* [Your instructions]: Search the records below for the word "screenshot". Pull out each line that has it.
☆ ☆ ☆
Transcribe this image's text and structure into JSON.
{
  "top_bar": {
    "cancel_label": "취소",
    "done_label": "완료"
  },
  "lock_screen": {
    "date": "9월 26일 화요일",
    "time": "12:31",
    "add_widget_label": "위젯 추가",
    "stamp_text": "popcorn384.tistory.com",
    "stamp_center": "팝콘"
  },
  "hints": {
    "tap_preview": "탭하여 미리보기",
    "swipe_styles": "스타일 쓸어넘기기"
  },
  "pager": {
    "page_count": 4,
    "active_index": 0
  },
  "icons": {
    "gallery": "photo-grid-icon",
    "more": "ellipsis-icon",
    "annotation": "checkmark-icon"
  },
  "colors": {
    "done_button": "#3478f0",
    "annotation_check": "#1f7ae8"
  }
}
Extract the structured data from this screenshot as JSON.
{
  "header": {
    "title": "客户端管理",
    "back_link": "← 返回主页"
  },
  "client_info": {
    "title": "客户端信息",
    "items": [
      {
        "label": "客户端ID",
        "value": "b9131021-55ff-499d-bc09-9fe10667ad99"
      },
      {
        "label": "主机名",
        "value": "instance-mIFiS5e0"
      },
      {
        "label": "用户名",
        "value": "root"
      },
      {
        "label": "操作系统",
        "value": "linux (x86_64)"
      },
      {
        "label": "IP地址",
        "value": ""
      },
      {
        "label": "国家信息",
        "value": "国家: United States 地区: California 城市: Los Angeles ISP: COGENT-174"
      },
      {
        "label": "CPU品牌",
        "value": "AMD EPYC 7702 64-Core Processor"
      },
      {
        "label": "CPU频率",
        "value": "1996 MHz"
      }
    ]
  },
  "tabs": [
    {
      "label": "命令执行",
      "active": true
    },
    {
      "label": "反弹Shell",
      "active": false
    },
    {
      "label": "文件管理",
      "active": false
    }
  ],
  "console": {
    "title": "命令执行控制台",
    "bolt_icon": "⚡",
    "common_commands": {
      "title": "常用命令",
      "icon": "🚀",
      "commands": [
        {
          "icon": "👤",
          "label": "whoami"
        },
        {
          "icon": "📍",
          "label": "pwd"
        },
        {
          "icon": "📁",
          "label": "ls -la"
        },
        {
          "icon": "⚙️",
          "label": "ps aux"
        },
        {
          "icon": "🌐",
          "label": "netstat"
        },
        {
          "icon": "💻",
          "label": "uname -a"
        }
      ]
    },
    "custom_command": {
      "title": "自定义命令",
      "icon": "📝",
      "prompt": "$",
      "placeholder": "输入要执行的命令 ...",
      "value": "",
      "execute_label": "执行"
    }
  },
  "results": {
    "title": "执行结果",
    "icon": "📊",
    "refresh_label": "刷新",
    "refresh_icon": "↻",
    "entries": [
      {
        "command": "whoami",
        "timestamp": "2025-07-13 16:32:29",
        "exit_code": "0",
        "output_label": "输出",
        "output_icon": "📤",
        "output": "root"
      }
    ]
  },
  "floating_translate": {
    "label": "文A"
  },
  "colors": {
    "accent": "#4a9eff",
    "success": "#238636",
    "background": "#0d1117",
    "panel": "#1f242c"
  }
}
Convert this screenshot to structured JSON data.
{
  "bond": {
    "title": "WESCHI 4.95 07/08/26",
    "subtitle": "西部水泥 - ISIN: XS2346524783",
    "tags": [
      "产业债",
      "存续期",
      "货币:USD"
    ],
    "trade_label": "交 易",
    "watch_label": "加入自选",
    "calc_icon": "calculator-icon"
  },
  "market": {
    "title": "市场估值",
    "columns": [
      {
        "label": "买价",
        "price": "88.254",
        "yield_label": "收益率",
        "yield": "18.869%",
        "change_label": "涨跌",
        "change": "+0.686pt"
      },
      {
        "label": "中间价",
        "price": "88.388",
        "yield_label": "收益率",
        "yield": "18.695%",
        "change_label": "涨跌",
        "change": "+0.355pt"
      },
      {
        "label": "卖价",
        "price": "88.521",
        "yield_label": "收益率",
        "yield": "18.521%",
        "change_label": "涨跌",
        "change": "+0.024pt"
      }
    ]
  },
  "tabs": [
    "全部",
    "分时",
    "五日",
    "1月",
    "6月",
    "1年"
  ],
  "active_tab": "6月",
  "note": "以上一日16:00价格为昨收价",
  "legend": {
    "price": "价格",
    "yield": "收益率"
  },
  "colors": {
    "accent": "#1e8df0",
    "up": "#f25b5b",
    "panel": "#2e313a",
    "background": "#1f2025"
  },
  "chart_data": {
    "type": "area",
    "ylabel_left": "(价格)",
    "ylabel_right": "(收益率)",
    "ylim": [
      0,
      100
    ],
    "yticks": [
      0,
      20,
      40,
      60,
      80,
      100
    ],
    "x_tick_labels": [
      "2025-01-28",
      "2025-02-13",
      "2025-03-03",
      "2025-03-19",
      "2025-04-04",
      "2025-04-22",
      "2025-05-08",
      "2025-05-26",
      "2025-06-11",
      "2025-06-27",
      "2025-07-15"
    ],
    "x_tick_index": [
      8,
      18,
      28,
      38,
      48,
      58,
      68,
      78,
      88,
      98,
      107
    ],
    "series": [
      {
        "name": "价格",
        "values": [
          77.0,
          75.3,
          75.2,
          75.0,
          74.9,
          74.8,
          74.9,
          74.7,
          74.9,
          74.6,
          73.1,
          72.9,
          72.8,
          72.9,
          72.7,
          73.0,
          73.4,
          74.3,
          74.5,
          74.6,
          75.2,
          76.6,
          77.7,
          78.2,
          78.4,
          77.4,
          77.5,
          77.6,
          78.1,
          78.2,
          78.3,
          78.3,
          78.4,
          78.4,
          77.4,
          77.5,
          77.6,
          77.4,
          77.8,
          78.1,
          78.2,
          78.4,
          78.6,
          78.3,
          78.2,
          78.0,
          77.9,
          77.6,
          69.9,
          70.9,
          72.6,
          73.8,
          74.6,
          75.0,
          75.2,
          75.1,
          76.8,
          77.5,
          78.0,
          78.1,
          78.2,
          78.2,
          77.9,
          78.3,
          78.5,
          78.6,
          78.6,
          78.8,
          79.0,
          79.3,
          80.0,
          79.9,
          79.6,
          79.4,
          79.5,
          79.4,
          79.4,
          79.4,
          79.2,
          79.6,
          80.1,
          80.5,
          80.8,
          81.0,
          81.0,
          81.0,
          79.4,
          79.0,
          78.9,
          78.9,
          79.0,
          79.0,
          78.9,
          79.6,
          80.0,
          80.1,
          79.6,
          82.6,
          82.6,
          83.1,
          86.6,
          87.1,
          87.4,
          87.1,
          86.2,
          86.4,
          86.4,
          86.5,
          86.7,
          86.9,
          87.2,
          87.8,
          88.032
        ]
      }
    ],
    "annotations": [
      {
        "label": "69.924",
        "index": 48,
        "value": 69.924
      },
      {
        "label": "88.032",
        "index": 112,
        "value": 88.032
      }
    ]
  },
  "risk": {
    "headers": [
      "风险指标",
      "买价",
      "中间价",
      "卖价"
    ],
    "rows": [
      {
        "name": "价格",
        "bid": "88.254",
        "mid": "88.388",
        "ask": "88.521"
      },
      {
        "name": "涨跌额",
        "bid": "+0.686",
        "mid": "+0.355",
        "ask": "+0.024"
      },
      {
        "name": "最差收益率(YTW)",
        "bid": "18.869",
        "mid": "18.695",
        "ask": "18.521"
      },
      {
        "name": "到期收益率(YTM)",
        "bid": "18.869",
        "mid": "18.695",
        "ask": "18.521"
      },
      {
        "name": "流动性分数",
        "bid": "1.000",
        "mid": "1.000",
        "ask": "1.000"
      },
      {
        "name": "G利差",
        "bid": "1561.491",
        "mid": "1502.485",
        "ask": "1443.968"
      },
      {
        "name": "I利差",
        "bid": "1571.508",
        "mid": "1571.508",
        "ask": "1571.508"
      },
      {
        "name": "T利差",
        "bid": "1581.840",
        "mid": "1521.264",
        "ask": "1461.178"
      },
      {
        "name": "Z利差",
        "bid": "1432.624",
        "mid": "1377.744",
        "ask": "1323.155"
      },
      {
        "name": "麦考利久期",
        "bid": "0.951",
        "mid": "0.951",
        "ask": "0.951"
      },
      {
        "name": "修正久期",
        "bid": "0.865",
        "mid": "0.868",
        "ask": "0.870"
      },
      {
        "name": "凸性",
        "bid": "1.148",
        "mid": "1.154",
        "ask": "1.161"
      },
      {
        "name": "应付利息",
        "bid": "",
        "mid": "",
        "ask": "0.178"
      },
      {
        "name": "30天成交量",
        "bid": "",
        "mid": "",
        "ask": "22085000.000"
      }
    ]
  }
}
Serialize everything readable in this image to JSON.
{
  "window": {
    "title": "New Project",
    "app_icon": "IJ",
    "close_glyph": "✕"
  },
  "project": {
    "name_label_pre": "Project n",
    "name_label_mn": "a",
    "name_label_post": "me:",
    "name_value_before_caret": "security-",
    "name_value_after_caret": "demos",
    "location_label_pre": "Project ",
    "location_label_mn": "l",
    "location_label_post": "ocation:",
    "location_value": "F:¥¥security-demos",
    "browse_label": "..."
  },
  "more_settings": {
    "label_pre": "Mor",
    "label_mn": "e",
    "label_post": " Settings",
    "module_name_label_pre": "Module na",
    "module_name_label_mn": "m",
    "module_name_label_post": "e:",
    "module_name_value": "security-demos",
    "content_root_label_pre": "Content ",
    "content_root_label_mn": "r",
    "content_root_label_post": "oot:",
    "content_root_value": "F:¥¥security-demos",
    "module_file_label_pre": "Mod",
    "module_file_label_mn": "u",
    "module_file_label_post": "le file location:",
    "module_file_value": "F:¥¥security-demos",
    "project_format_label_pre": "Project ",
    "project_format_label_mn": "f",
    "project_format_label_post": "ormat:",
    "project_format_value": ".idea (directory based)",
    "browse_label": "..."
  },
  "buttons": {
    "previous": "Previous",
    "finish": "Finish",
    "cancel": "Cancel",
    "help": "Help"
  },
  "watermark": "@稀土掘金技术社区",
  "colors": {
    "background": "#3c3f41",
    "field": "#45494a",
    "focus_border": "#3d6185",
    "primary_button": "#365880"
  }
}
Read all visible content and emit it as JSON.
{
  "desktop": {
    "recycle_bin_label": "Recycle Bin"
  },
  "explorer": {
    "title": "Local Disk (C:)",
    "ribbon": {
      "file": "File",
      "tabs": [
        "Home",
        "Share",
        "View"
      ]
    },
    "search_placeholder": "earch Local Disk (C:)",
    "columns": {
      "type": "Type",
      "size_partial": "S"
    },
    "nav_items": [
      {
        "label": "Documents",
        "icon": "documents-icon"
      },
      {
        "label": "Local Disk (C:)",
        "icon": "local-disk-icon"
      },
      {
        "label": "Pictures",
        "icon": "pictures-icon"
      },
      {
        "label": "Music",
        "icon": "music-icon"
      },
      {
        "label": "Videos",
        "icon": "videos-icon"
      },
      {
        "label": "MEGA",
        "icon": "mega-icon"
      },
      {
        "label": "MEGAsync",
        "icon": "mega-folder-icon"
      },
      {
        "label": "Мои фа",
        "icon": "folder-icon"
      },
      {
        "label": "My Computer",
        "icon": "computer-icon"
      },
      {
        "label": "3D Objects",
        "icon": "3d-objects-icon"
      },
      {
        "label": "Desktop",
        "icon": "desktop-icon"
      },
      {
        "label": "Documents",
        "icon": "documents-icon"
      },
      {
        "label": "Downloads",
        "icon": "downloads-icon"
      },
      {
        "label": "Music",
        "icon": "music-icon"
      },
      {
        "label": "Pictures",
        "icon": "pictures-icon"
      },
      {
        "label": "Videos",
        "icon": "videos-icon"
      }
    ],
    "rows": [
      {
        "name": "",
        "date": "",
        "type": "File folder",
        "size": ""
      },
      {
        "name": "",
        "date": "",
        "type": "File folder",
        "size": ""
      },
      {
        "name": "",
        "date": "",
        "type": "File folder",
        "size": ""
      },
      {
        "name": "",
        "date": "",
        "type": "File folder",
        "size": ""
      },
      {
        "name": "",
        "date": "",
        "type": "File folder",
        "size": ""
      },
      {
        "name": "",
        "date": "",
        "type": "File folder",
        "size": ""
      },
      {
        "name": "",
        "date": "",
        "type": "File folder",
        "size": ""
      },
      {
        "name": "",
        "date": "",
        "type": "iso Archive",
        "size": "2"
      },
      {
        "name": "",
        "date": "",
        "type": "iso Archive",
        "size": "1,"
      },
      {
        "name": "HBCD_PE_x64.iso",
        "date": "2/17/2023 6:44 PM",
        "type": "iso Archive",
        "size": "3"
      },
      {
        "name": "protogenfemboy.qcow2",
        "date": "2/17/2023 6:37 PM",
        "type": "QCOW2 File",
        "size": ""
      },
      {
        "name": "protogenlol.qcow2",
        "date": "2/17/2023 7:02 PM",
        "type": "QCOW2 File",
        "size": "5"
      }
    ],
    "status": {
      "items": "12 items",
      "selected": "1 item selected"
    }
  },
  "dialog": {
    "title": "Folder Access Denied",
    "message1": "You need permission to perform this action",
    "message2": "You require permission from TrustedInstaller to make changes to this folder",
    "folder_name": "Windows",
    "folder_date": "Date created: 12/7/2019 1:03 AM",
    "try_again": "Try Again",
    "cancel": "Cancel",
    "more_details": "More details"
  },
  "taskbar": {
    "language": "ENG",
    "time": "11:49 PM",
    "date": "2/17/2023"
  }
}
☆ ☆ ☆
* [Output of the task]:
Extract the structured data from this screenshot as JSON.
Convert this screenshot to structured JSON data.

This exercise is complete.